## BEGIN

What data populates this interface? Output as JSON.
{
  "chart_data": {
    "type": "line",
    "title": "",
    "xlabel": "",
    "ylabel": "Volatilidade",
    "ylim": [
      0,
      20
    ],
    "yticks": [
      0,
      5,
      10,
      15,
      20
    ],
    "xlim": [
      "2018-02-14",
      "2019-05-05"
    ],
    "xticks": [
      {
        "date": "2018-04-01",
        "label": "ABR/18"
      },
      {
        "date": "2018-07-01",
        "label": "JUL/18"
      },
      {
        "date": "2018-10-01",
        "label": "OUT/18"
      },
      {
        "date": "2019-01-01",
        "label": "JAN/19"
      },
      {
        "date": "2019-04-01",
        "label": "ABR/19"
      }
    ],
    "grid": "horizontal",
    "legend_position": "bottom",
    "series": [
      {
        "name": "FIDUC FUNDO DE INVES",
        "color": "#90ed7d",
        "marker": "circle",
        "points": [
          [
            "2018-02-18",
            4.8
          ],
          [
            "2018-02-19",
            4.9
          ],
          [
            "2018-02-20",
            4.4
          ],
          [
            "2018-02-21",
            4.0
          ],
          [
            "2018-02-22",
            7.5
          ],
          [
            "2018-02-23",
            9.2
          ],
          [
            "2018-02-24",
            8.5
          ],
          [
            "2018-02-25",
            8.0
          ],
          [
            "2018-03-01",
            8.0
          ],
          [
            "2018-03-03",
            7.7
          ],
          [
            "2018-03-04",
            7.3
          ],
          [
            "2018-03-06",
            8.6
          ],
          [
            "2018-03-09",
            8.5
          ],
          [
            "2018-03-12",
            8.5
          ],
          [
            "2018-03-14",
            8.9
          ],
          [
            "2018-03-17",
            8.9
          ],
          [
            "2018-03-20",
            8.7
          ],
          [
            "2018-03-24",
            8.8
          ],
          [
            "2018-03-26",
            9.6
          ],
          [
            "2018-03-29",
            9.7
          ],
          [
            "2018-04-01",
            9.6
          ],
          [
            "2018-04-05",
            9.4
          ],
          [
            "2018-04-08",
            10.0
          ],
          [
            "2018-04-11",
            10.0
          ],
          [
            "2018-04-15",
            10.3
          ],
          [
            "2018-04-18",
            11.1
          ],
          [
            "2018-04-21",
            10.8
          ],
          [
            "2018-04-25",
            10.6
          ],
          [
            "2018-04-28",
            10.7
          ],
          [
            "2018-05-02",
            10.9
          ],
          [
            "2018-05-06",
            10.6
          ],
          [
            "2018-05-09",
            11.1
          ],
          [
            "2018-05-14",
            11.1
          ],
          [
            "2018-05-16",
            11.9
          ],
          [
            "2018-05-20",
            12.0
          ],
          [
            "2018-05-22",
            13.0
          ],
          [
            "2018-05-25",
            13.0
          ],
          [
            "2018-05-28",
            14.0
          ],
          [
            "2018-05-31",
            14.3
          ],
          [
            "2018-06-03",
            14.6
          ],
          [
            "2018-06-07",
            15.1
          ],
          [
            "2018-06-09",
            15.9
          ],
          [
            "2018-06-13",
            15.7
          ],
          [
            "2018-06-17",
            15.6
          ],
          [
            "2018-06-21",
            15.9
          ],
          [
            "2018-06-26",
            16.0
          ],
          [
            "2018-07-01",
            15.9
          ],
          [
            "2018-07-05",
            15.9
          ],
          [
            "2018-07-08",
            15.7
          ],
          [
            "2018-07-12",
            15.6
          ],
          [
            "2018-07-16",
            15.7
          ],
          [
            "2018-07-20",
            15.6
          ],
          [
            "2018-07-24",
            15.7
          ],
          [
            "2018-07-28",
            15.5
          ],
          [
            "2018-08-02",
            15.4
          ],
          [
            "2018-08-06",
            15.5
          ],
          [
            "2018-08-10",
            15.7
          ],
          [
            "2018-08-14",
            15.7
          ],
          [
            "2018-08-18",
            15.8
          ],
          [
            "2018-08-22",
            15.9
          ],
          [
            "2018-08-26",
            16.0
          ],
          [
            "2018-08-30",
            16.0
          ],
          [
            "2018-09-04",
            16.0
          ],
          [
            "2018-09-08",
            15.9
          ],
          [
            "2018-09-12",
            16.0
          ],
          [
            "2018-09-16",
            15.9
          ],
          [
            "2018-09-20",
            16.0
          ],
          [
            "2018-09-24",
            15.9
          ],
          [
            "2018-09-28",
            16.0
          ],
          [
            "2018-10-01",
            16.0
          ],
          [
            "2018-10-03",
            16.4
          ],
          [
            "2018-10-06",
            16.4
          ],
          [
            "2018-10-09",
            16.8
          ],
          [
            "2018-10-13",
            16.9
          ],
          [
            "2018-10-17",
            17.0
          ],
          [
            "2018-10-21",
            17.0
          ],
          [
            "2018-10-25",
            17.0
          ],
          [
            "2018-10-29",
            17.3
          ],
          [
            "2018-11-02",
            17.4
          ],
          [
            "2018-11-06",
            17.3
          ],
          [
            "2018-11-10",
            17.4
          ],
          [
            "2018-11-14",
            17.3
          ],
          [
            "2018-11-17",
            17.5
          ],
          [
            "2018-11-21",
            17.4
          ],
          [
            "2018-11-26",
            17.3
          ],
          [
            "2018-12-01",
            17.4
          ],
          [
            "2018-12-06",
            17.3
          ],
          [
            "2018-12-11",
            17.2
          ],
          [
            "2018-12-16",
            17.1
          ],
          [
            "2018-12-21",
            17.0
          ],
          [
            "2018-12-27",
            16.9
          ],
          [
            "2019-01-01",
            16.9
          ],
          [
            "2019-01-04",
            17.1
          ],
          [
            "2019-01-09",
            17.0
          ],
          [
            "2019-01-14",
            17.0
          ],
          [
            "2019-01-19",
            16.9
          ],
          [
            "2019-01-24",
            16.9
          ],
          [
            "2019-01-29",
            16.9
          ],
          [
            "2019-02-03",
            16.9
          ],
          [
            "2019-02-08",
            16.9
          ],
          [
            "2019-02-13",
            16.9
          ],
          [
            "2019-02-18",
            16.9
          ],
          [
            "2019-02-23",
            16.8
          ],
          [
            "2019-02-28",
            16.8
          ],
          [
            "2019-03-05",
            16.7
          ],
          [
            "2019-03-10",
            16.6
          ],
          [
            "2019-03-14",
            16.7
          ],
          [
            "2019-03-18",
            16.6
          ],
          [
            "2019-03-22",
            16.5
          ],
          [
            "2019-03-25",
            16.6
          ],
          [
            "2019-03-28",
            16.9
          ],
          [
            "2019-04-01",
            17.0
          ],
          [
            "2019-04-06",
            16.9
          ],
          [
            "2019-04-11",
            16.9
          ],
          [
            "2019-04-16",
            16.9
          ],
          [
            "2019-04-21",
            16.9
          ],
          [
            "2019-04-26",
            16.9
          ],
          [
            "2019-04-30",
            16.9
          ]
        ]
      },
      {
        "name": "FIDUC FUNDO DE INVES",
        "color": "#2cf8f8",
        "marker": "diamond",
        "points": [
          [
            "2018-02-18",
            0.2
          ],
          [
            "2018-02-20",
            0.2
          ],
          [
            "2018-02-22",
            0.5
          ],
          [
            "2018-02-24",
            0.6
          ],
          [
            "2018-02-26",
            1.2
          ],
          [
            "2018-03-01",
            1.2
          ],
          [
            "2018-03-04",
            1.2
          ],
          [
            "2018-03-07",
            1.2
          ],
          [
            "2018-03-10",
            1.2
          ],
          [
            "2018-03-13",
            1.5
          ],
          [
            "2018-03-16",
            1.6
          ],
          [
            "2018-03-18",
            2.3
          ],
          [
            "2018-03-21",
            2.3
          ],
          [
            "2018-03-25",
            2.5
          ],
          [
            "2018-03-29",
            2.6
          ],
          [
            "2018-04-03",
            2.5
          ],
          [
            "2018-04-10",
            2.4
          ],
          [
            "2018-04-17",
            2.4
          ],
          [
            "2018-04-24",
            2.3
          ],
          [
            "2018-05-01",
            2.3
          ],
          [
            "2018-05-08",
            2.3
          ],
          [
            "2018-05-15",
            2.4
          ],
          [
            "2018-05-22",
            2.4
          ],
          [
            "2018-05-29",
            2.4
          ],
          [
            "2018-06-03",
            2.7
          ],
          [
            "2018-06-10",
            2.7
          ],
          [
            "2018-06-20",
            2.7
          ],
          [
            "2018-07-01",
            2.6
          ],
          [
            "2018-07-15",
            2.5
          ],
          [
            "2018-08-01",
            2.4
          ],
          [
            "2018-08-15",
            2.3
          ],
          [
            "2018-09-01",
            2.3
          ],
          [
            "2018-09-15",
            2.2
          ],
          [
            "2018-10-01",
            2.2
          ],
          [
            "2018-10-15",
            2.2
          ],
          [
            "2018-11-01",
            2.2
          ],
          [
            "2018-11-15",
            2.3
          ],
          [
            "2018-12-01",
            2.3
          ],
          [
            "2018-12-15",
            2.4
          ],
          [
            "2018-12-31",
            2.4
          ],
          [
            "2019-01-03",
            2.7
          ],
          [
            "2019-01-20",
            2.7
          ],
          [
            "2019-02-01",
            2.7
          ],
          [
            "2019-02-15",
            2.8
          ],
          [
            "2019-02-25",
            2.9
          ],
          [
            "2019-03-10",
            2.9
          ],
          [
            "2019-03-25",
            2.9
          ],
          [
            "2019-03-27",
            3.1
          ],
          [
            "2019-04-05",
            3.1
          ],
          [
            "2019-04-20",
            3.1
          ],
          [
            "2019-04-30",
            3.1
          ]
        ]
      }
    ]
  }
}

## END

### Goal of the exercise
Search the listing for the word "date" and return each line that holds it.

### Written response
        "date": "2018-04-01",
        "date": "2018-07-01",
        "date": "2018-10-01",
        "date": "2019-01-01",
        "date": "2019-04-01",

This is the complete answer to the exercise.